**WHAT IS ASKED**. According to the essay on Colonel Sebastian Moran, in what year does William Baring-Gould's chronology place "The Illustrious Client"?

At the end of EMPT, the Great Detective seems more than confident that the Colonel will no longer be a concern, but Moran doesn’t disappear from the Canon entirely. In “The Illustrious Client,” which according to William Baring-Gould’s chronology takes place in 1902, Holmes comments: “If your man is more dangerous than the late Professor Moriarty, or than the living Colonel Sebastian Moran, then he is indeed worth meeting.” And in “His Last Bow,” which according to the same chronology takes place in 1914: “The old sweet song… How often have I heard it in days gone by! It was a favourite ditty of the late lamented Professor Moriarty. Colonel Sebastian Moran has also been known to warble it.” This means that Moran was most definitely alive as of 1902, and most probably alive as of 1914 (Holmes refers to the Colonel in the present tense, but a life of international espionage is a busy one, so it might be worth arguing that Holmes’s information could be outdated). Surviving an incarceration of twenty years or more certainly shows a certain resilience of character, or perhaps just a mulish intractability.

At the end of A Game of Shadows, Moran covertly executes Professor Moriarty’s undercover assassin (discreetly, with a blowgun) and then walks out of the Swiss chateau, into the shadows, and away from Professor Moriarty, who is currently engaged in a cerebral battle out on the balcony with Sherlock Holmes. Dr. Watson runs towards his friend, while the Colonel just simply walks away, his intended direction unknown. It is a curious divergence, but not entirely unexpected. As Holmes himself points out in EMPT:

"There are some trees, Watson, which grow to a certain height, and then suddenly develop some unsightly eccentricity. You will see it often in humans. I have a theory that the individual represents in his development the whole procession of his ancestors, and that such a sudden turn to good or evil stands for some strong influence which came into the line of his pedigree. The person becomes, as it were, the epitome of the history of his own family... Whatever the cause, Colonel Moran began to go wrong."

The Great Detective refers to Colonel Moran as a shikari, which is a Persian word in two parts: the main “Shikar,” meaning “of hunting” and the suffix “i” denoting possession. And it would seem that Moran too was a character in two parts. He comprises a certain cold reservation that made him equal to sit beside Professor Moriarty, but also a contrary savagery that made him effective in his role. Like so many remarkable characters, it is the dichotomy that makes Moran interesting, makes him memorable. Sherlockians return to Colonel Sebastian Moran not simply because he sits beside Professor Moriarty, but because he stands on his own, and cuts his own path.

**ENTRIES**.
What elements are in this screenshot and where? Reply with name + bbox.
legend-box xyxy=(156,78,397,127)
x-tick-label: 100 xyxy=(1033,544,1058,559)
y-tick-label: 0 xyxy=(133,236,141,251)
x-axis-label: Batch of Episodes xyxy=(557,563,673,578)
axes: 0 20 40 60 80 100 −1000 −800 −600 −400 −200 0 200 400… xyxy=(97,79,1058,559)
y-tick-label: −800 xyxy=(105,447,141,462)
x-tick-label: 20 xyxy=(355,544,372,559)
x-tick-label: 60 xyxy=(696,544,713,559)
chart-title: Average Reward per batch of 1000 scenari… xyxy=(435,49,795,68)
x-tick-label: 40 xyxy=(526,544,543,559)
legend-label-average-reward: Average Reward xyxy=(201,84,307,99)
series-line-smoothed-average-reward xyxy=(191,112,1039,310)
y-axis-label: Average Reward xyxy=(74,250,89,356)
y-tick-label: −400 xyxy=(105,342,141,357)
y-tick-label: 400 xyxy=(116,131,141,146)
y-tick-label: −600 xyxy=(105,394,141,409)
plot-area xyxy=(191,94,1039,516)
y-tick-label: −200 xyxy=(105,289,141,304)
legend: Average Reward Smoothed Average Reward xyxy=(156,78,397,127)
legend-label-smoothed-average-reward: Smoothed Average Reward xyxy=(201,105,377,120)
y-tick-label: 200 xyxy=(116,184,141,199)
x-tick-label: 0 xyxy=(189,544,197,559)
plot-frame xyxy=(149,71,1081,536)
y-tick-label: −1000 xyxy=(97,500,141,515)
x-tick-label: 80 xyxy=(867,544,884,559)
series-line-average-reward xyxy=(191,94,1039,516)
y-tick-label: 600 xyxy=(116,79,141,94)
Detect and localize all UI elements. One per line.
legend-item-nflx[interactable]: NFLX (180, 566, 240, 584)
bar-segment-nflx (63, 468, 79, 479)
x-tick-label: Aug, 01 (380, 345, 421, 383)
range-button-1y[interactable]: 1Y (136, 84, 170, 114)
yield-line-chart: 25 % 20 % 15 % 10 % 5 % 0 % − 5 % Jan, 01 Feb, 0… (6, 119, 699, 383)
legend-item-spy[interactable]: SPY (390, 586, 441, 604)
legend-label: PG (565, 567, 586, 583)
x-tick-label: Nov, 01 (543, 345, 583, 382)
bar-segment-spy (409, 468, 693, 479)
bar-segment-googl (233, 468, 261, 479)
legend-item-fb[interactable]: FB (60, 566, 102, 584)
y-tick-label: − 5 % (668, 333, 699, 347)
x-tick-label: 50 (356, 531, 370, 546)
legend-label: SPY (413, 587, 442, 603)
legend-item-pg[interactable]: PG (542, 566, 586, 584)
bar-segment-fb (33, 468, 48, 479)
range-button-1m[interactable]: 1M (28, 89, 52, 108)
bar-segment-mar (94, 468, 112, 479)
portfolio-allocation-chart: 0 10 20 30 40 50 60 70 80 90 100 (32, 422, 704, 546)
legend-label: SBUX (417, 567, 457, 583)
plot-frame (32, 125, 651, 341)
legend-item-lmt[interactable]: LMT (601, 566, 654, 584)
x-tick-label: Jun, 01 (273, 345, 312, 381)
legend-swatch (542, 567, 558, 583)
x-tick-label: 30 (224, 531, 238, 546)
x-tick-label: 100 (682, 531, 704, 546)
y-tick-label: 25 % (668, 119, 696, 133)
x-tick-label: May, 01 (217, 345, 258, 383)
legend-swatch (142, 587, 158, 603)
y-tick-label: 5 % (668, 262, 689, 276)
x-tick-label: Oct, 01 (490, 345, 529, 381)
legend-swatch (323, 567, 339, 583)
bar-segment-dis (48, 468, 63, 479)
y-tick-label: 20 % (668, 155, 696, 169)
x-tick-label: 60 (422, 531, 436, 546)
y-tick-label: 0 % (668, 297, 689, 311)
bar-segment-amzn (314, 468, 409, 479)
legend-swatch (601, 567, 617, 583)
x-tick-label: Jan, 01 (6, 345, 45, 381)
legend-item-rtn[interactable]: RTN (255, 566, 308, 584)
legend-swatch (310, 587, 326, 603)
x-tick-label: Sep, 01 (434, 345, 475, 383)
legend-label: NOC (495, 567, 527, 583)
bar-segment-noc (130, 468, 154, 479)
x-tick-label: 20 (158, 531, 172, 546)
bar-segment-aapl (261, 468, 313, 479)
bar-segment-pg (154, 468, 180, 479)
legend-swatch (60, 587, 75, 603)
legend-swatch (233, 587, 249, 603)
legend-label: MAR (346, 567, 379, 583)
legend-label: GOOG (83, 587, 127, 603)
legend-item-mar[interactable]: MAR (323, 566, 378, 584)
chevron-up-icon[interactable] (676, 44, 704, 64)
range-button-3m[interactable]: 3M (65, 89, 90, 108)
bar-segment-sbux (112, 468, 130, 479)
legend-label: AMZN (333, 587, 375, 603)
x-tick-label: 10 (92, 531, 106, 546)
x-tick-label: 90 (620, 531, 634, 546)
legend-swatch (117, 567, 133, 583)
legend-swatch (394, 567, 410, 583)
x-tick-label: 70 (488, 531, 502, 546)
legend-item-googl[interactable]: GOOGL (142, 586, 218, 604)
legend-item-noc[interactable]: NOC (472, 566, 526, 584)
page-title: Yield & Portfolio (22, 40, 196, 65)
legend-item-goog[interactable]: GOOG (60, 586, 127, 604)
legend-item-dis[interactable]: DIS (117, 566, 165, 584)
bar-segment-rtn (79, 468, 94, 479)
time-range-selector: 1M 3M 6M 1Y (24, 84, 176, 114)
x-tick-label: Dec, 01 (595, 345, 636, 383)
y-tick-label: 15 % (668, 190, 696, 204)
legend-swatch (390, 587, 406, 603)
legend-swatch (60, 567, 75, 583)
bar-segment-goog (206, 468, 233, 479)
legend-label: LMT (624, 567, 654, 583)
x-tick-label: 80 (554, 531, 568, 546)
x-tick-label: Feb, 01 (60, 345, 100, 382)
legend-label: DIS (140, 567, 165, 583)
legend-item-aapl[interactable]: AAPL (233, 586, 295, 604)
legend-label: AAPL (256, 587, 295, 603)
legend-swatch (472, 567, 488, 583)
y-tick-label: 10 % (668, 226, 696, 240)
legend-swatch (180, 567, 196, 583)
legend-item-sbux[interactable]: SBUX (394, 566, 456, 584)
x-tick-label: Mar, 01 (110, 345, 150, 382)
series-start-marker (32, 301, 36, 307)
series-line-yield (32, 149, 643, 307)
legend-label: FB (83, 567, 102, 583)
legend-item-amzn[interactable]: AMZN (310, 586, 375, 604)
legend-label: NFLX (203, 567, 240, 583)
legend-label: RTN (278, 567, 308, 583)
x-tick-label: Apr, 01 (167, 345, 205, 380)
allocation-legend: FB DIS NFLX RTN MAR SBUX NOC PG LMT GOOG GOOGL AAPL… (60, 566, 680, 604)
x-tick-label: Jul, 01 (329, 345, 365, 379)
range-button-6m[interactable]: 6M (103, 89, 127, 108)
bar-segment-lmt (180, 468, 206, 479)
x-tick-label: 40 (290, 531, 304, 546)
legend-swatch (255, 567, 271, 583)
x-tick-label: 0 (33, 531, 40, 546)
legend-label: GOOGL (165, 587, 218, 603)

**FINISHED EXERCISE**. 1902